# STATED TASK
Each line containing the word "this" should be found and copied.
Start of DATA TO USE
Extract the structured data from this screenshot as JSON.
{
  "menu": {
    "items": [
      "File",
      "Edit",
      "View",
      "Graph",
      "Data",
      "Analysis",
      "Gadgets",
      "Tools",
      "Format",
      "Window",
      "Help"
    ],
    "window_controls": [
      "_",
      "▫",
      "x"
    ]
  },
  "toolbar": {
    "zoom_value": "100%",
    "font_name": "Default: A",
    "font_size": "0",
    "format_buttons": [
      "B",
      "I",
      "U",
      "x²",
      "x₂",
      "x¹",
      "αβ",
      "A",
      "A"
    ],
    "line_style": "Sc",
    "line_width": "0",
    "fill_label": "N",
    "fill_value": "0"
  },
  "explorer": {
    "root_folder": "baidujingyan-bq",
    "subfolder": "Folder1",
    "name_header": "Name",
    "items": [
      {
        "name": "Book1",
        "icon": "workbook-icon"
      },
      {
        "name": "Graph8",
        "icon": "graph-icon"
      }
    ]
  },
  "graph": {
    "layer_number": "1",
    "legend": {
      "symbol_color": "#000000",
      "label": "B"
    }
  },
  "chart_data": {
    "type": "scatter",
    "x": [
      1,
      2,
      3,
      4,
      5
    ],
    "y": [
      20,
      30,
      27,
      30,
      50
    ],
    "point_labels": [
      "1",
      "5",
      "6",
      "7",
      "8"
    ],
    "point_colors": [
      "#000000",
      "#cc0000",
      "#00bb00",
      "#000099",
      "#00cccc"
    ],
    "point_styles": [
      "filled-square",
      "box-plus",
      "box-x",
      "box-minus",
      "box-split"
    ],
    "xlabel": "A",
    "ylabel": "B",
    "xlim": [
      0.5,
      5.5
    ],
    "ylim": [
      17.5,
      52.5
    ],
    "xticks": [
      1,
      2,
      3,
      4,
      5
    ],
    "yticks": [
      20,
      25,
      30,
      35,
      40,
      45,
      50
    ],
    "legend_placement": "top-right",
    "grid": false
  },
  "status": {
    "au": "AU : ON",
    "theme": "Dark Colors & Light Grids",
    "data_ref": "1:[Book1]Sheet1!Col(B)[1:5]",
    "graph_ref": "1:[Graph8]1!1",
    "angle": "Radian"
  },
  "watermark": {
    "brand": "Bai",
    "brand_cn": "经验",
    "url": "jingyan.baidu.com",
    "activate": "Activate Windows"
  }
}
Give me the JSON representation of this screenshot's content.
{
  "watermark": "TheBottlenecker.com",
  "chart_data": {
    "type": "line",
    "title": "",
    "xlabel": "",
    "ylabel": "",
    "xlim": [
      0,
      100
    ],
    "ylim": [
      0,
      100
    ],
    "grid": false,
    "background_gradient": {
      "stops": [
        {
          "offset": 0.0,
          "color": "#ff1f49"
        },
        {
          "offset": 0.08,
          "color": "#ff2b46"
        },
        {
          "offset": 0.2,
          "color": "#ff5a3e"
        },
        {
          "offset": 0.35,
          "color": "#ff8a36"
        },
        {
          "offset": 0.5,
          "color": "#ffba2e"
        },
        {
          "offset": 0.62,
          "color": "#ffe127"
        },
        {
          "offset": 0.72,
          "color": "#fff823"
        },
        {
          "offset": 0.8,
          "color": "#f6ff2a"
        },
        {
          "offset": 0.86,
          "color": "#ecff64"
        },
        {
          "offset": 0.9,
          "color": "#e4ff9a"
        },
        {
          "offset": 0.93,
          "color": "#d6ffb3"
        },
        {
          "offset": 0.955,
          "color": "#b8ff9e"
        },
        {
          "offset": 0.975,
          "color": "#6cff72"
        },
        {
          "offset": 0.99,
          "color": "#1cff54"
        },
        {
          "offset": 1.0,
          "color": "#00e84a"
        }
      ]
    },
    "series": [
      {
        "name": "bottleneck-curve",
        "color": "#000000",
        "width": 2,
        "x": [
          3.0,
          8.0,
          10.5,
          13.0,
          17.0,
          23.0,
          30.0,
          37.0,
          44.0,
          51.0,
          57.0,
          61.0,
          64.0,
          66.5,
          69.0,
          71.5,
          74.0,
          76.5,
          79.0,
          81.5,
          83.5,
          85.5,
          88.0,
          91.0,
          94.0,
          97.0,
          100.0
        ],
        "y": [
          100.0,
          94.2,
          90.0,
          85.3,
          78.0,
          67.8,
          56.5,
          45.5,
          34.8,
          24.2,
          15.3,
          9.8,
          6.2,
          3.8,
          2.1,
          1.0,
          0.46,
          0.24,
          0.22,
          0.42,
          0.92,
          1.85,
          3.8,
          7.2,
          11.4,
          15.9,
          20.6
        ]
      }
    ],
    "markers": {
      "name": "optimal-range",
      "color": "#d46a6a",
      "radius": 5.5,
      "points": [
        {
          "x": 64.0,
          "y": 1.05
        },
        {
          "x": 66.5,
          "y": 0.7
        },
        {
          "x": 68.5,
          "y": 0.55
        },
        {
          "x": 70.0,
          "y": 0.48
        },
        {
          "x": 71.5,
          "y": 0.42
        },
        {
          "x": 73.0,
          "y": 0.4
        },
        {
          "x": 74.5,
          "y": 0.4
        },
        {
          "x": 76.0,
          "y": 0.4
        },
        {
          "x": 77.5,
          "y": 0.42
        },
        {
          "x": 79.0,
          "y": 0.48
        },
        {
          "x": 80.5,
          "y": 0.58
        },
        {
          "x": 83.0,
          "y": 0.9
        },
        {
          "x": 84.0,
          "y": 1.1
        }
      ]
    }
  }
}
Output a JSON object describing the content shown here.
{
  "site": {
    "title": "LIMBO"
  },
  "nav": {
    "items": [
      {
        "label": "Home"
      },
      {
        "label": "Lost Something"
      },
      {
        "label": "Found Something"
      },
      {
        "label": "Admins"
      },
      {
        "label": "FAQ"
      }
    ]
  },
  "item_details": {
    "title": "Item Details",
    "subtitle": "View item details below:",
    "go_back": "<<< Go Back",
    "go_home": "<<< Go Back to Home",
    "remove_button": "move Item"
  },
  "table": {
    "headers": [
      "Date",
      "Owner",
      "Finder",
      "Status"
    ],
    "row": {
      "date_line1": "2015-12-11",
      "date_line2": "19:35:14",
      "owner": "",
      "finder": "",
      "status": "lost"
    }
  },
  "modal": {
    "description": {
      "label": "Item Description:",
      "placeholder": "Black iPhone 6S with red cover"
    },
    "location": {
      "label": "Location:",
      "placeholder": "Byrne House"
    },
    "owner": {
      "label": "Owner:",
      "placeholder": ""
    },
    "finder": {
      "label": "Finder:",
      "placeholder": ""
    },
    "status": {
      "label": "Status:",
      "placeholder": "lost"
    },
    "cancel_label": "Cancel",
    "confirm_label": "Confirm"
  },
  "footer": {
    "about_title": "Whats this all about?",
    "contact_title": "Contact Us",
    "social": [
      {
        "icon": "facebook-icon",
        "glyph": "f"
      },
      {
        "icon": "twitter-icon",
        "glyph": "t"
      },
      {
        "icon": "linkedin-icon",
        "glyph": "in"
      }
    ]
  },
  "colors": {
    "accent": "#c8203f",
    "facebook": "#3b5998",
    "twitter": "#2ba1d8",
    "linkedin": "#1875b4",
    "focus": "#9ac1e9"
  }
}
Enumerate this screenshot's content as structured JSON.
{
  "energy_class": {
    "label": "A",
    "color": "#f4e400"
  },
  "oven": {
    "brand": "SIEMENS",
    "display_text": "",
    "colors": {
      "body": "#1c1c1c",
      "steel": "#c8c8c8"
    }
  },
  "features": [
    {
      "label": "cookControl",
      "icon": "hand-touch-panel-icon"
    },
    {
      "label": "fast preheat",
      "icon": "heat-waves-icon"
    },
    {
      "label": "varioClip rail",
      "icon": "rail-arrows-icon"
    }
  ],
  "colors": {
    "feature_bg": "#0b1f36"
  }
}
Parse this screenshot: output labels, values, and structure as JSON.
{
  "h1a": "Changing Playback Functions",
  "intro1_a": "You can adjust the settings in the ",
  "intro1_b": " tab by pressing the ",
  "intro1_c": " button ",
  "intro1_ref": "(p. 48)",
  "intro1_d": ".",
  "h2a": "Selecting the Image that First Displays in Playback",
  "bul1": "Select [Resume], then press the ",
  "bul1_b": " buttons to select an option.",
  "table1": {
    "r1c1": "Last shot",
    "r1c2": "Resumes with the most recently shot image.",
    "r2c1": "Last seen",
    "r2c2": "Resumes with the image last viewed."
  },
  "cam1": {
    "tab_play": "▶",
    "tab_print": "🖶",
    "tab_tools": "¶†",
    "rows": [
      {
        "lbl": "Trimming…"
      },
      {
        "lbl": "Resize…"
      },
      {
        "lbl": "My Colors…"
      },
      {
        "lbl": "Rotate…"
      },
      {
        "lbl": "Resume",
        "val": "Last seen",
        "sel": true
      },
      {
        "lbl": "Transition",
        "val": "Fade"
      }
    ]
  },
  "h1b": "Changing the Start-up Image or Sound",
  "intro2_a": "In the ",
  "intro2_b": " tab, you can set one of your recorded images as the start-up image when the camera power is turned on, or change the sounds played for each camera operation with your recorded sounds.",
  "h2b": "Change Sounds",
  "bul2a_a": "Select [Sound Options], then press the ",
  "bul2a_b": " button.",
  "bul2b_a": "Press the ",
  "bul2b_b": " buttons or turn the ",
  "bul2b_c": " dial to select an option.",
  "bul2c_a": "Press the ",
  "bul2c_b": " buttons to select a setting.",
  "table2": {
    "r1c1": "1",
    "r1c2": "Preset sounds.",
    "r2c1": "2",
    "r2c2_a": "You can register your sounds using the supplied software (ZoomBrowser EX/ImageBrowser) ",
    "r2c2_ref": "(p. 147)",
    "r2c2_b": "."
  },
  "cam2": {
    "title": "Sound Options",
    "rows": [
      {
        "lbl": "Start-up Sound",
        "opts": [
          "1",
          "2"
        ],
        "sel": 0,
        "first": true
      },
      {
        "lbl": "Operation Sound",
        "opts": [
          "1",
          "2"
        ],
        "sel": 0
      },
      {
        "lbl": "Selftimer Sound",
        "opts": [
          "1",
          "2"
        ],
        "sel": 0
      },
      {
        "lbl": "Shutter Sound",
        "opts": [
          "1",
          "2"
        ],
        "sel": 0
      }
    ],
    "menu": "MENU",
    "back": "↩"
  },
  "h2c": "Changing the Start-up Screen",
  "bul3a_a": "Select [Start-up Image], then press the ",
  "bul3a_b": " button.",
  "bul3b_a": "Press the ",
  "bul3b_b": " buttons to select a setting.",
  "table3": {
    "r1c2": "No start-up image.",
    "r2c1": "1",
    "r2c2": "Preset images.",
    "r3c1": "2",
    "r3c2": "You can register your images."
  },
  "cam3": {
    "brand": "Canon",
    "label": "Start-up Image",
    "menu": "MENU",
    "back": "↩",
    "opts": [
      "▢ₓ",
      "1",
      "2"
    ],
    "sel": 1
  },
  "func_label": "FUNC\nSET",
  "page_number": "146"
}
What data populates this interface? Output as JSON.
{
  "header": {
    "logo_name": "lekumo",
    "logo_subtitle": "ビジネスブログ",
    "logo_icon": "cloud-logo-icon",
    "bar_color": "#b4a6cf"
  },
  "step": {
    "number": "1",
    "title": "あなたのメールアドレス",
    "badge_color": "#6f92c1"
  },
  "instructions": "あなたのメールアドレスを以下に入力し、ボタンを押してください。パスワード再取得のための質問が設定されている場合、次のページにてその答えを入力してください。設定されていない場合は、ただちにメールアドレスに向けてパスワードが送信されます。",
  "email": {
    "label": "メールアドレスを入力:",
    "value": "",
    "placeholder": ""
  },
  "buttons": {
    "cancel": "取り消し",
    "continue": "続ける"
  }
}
End of DATA TO USE
# RESPONSE
Extract the structured data from this screenshot as JSON.
Give me the JSON representation of this screenshot's content.
    "about_title": "Whats this all about?",
Enumerate this screenshot's content as structured JSON.
Parse this screenshot: output labels, values, and structure as JSON.
What data populates this interface? Output as JSON.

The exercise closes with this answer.